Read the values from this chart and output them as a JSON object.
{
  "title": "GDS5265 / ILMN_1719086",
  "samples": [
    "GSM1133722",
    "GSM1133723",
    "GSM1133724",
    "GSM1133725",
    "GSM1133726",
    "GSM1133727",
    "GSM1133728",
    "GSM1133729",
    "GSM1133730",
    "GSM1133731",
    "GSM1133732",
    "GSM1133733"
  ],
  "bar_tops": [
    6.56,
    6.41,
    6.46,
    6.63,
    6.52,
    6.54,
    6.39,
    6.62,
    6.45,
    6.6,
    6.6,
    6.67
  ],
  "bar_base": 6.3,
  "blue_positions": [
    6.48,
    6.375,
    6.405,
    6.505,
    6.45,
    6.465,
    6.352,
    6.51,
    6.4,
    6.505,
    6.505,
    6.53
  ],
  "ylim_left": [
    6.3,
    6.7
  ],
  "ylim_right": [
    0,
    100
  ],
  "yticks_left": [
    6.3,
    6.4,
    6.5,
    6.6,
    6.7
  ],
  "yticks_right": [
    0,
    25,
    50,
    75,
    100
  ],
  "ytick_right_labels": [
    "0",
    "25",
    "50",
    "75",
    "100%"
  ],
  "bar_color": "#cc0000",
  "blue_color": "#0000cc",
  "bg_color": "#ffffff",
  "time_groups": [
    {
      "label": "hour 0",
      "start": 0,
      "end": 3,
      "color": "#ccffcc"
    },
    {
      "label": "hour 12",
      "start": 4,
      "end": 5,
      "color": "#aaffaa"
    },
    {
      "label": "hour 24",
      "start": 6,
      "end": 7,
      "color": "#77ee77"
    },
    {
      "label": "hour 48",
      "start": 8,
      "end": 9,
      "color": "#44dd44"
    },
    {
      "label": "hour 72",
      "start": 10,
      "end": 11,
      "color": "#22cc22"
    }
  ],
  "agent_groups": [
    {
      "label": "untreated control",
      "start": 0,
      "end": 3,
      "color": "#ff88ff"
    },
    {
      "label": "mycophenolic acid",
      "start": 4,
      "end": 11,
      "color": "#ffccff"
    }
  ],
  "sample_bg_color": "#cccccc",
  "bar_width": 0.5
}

• SHORT PROBLEM:
Each line above is to be repeated exactly.

• THE COMPLETED TASK:
Read the values from this chart and output them as a JSON object.
{
  "title": "GDS5265 / ILMN_1719086",
  "samples": [
    "GSM1133722",
    "GSM1133723",
    "GSM1133724",
    "GSM1133725",
    "GSM1133726",
    "GSM1133727",
    "GSM1133728",
    "GSM1133729",
    "GSM1133730",
    "GSM1133731",
    "GSM1133732",
    "GSM1133733"
  ],
  "bar_tops": [
    6.56,
    6.41,
    6.46,
    6.63,
    6.52,
    6.54,
    6.39,
    6.62,
    6.45,
    6.6,
    6.6,
    6.67
  ],
  "bar_base": 6.3,
  "blue_positions": [
    6.48,
    6.375,
    6.405,
    6.505,
    6.45,
    6.465,
    6.352,
    6.51,
    6.4,
    6.505,
    6.505,
    6.53
  ],
  "ylim_left": [
    6.3,
    6.7
  ],
  "ylim_right": [
    0,
    100
  ],
  "yticks_left": [
    6.3,
    6.4,
    6.5,
    6.6,
    6.7
  ],
  "yticks_right": [
    0,
    25,
    50,
    75,
    100
  ],
  "ytick_right_labels": [
    "0",
    "25",
    "50",
    "75",
    "100%"
  ],
  "bar_color": "#cc0000",
  "blue_color": "#0000cc",
  "bg_color": "#ffffff",
  "time_groups": [
    {
      "label": "hour 0",
      "start": 0,
      "end": 3,
      "color": "#ccffcc"
    },
    {
      "label": "hour 12",
      "start": 4,
      "end": 5,
      "color": "#aaffaa"
    },
    {
      "label": "hour 24",
      "start": 6,
      "end": 7,
      "color": "#77ee77"
    },
    {
      "label": "hour 48",
      "start": 8,
      "end": 9,
      "color": "#44dd44"
    },
    {
      "label": "hour 72",
      "start": 10,
      "end": 11,
      "color": "#22cc22"
    }
  ],
  "agent_groups": [
    {
      "label": "untreated control",
      "start": 0,
      "end": 3,
      "color": "#ff88ff"
    },
    {
      "label": "mycophenolic acid",
      "start": 4,
      "end": 11,
      "color": "#ffccff"
    }
  ],
  "sample_bg_color": "#cccccc",
  "bar_width": 0.5
}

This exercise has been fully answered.